# [TO DO]
Reproduce verbatim the lines from the first line of the records through the line containing "enumerate the UI", including both. Leave the picture out of your reproduction.

# [SUPPLIED RECORDS]
----

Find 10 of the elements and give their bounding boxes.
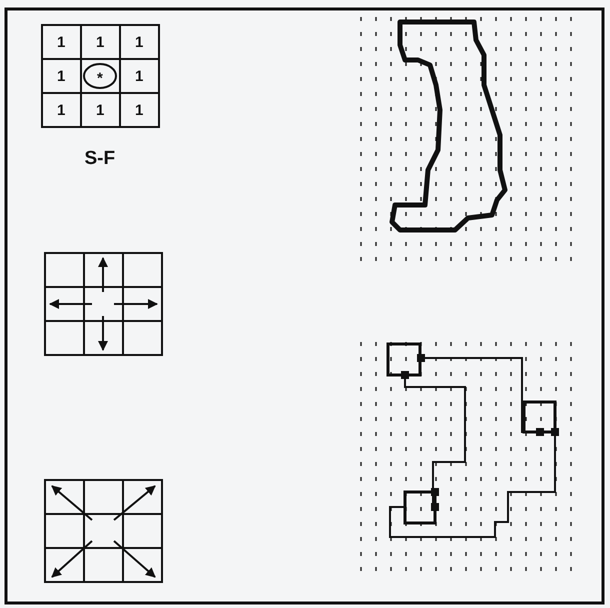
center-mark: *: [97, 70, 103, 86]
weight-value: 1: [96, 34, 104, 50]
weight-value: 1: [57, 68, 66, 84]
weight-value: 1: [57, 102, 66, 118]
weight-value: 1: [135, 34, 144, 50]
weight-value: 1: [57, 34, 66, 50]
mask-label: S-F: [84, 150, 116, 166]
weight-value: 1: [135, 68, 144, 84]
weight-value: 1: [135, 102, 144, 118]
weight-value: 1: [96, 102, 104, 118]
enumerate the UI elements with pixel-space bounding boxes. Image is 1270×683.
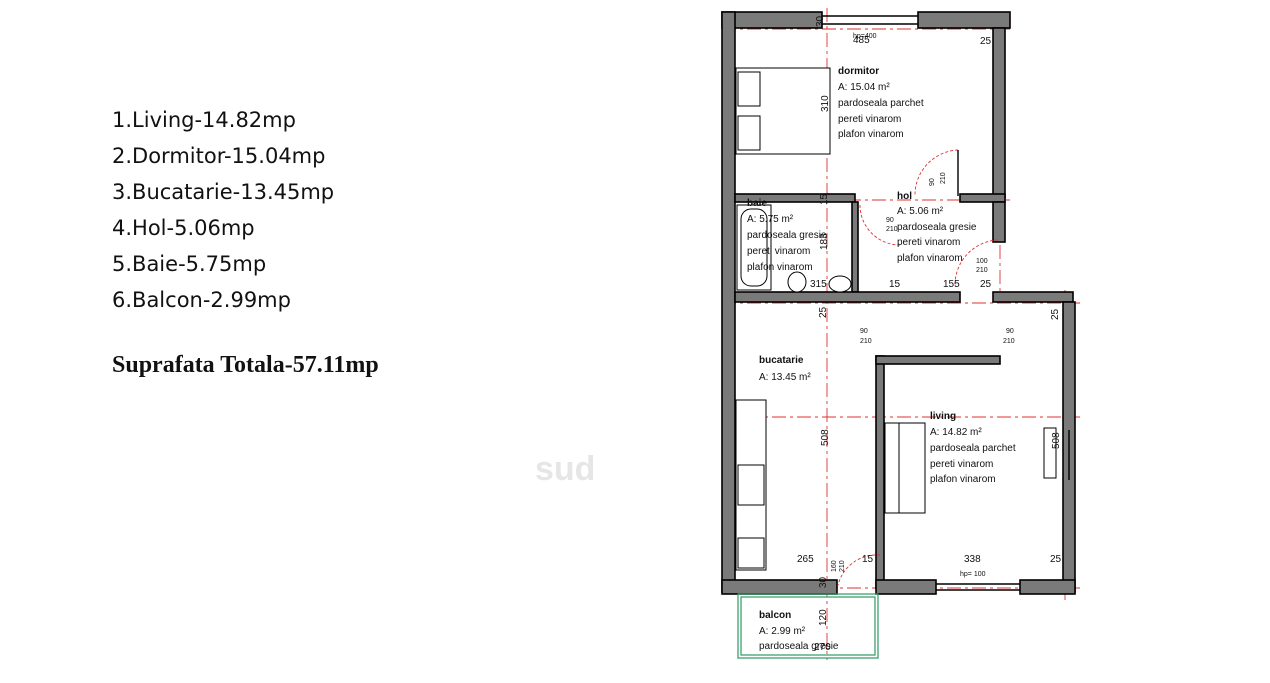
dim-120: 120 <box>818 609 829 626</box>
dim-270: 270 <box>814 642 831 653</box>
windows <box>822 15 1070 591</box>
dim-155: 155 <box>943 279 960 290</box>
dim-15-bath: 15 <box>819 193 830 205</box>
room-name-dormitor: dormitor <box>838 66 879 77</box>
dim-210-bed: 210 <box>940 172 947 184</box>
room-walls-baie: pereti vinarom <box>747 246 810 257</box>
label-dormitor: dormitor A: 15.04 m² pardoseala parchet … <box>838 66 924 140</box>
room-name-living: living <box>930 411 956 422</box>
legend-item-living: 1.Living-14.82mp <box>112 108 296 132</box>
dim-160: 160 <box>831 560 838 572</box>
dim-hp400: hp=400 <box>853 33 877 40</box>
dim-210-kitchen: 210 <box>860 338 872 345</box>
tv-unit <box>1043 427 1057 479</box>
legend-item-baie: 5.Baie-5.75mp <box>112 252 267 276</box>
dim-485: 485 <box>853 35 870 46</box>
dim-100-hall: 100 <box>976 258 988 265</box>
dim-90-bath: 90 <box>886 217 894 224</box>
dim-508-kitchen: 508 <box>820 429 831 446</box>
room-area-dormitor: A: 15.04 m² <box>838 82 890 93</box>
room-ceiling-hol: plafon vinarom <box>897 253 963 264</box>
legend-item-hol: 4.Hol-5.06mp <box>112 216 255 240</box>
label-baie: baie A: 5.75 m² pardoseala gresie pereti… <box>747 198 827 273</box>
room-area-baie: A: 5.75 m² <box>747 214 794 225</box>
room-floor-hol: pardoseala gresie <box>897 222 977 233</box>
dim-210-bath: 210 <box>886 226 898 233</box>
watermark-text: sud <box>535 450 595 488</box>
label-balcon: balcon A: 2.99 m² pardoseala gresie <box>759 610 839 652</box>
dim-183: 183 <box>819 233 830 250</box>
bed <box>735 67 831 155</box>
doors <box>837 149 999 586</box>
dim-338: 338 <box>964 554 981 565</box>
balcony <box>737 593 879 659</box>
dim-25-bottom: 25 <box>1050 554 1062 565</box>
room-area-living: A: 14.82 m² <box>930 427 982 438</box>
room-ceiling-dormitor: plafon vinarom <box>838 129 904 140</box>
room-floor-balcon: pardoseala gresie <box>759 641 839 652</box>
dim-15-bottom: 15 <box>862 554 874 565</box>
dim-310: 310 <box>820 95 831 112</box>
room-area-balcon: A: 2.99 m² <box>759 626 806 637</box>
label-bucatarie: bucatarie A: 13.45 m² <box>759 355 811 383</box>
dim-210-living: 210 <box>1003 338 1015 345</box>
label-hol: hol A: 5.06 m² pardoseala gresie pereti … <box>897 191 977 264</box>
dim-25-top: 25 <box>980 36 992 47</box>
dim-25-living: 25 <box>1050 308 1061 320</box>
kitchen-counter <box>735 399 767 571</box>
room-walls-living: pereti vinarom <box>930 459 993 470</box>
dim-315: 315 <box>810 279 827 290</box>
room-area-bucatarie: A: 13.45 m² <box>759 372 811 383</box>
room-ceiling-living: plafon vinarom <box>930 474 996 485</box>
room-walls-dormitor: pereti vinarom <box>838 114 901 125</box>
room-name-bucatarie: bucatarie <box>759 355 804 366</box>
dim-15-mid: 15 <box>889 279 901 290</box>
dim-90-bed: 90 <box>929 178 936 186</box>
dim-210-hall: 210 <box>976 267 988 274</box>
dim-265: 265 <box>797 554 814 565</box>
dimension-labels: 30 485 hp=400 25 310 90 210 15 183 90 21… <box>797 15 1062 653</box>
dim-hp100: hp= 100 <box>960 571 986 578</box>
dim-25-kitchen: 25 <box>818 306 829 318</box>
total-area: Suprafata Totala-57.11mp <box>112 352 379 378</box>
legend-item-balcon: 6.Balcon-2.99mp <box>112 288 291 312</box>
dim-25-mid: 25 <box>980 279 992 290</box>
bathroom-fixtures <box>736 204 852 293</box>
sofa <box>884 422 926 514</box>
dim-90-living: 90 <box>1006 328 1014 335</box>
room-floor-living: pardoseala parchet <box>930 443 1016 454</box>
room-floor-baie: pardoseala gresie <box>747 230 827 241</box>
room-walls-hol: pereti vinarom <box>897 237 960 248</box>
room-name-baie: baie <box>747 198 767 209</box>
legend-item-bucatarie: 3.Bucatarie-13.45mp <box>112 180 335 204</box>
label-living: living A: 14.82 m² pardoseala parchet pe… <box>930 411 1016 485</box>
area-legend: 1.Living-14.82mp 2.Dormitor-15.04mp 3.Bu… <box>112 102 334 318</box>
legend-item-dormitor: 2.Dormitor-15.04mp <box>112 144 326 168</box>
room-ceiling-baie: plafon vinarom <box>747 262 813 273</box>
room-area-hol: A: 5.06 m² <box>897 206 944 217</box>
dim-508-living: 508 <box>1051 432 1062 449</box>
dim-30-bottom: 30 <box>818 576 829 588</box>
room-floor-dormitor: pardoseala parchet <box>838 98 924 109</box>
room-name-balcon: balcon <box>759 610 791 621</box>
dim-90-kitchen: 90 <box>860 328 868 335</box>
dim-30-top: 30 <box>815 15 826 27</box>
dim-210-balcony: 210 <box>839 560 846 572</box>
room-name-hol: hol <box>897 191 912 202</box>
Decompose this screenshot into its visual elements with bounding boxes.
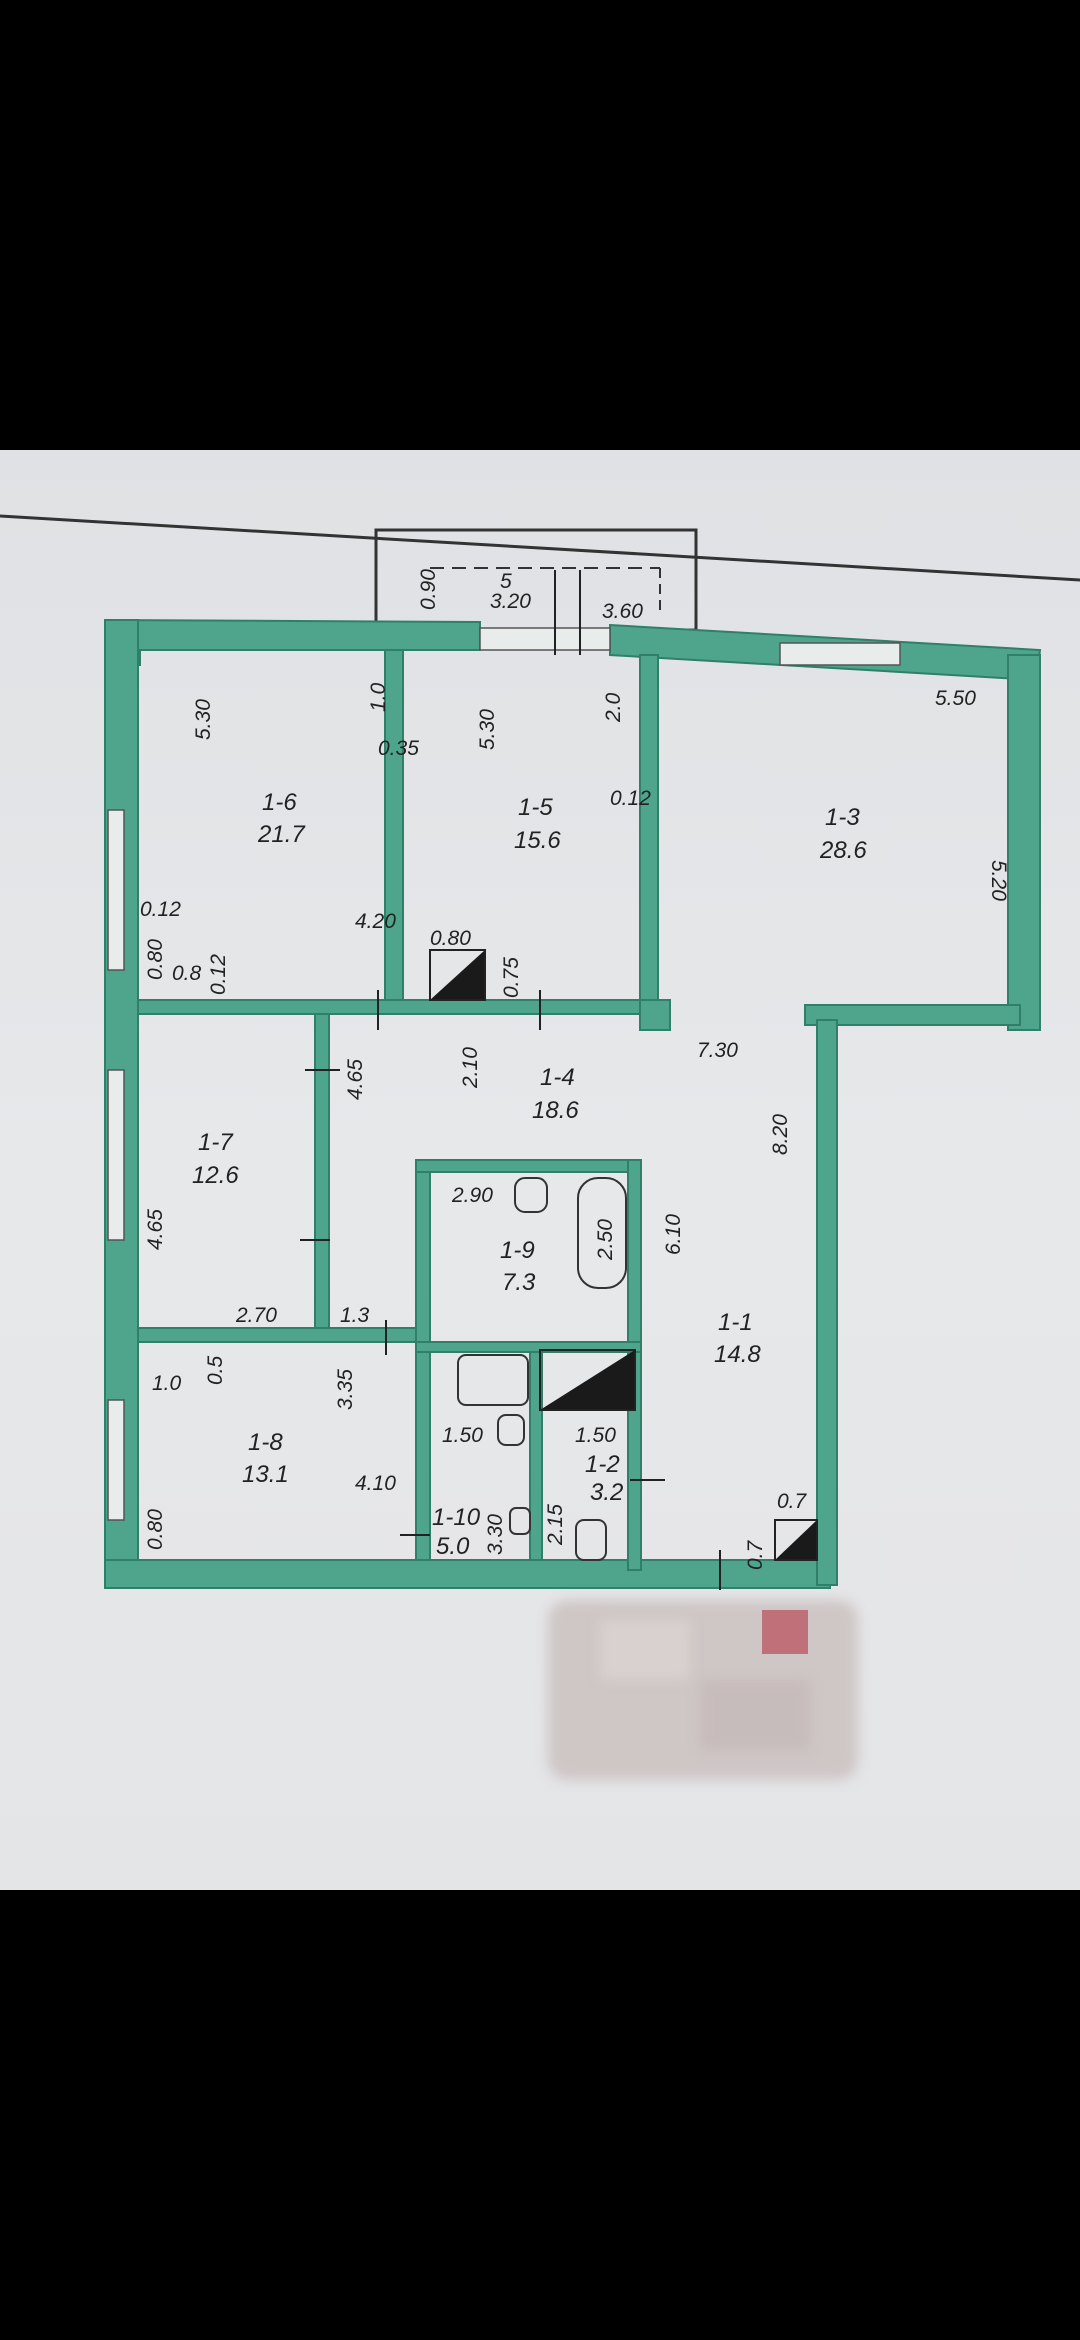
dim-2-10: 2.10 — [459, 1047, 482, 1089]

----

# [TASK ANSWER]
Find 10 of the elements and give their bounding boxes.
center-mark: *: [97, 70, 103, 86]
weight-value: 1: [96, 34, 104, 50]
weight-value: 1: [57, 68, 66, 84]
weight-value: 1: [57, 102, 66, 118]
weight-value: 1: [135, 34, 144, 50]
weight-value: 1: [57, 34, 66, 50]
mask-label: S-F: [84, 150, 116, 166]
weight-value: 1: [135, 68, 144, 84]
weight-value: 1: [135, 102, 144, 118]
weight-value: 1: [96, 102, 104, 118]
enumerate the UI elements with pixel-space bounding boxes. Image is 1270×683.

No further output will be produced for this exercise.